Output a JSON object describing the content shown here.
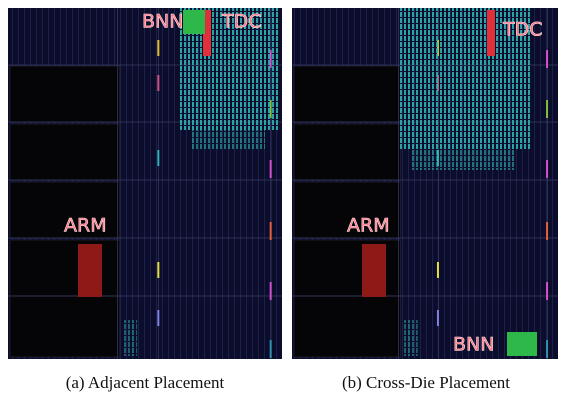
{
  "panels": [
    {
      "labels": {
        "bnn": "BNN",
        "tdc": "TDC",
        "arm": "ARM"
      },
      "caption": "(a) Adjacent Placement"
    },
    {
      "labels": {
        "bnn": "BNN",
        "tdc": "TDC",
        "arm": "ARM"
      },
      "caption": "(b) Cross-Die Placement"
    }
  ]
}
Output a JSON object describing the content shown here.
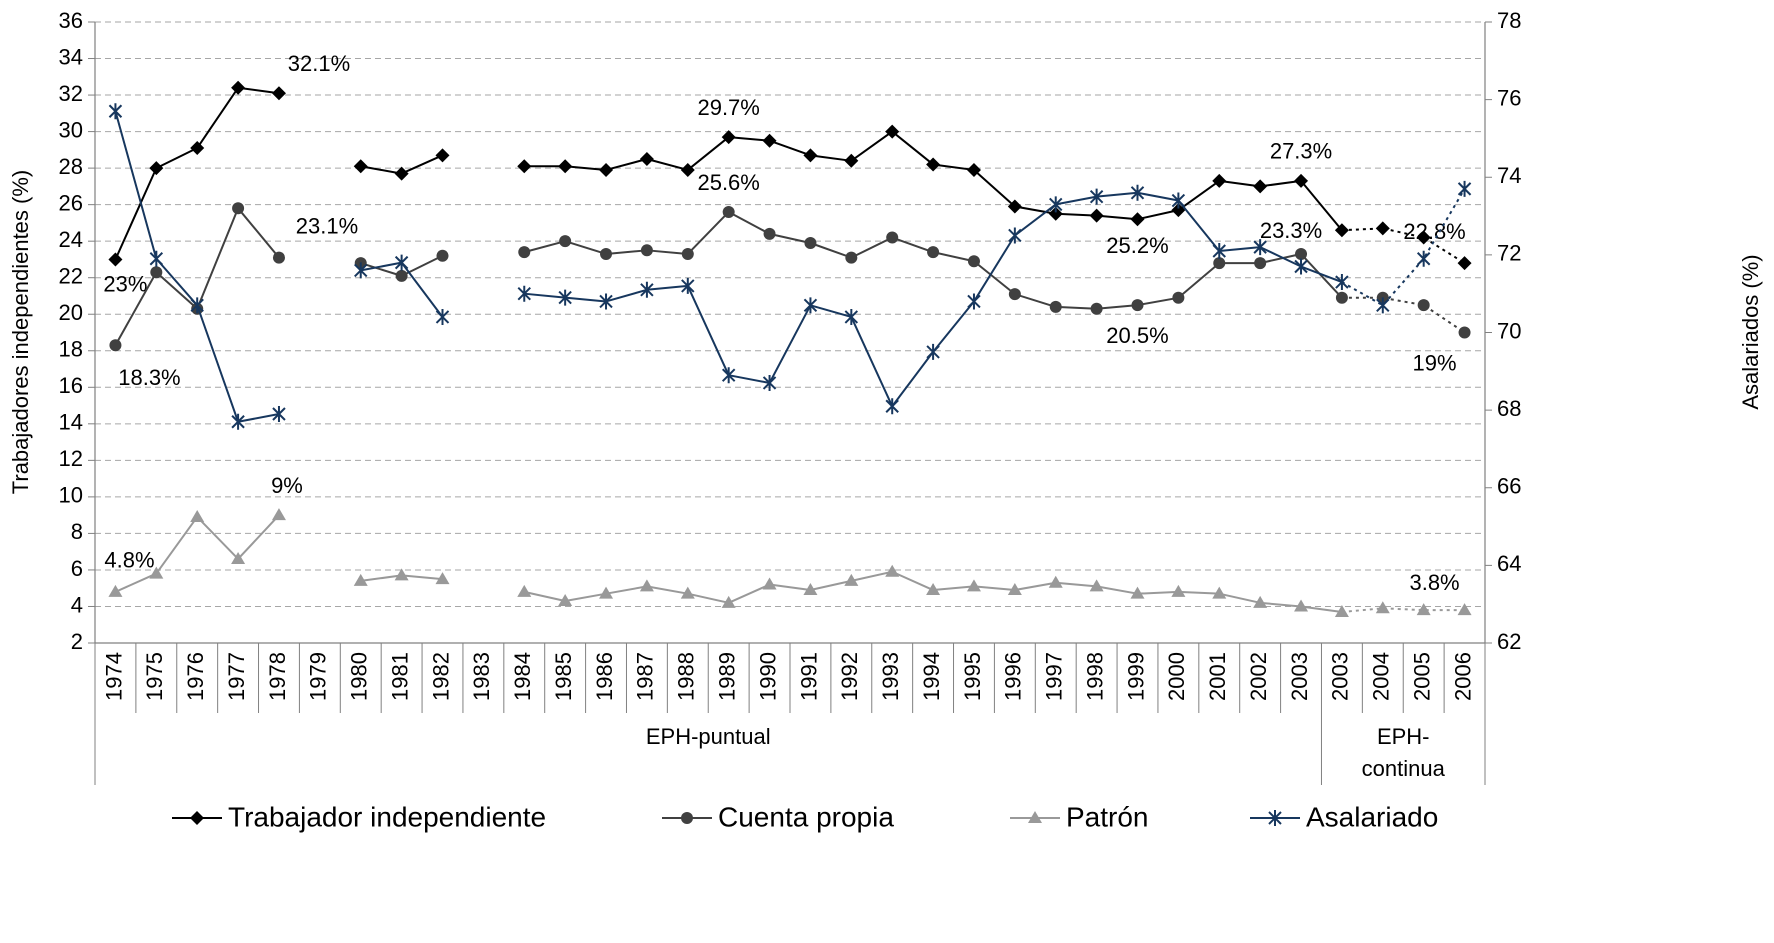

::::

Brief: Your task is to transcribe all of the records precisely, with no images included.

Solution to the problem:
Output a JSON object describing the content shown here.
{
  "panels": [
    {
      "labels": {
        "bnn": "BNN",
        "tdc": "TDC",
        "arm": "ARM"
      },
      "caption": "(a) Adjacent Placement"
    },
    {
      "labels": {
        "bnn": "BNN",
        "tdc": "TDC",
        "arm": "ARM"
      },
      "caption": "(b) Cross-Die Placement"
    }
  ]
}
Output a JSON object describing the content shown here.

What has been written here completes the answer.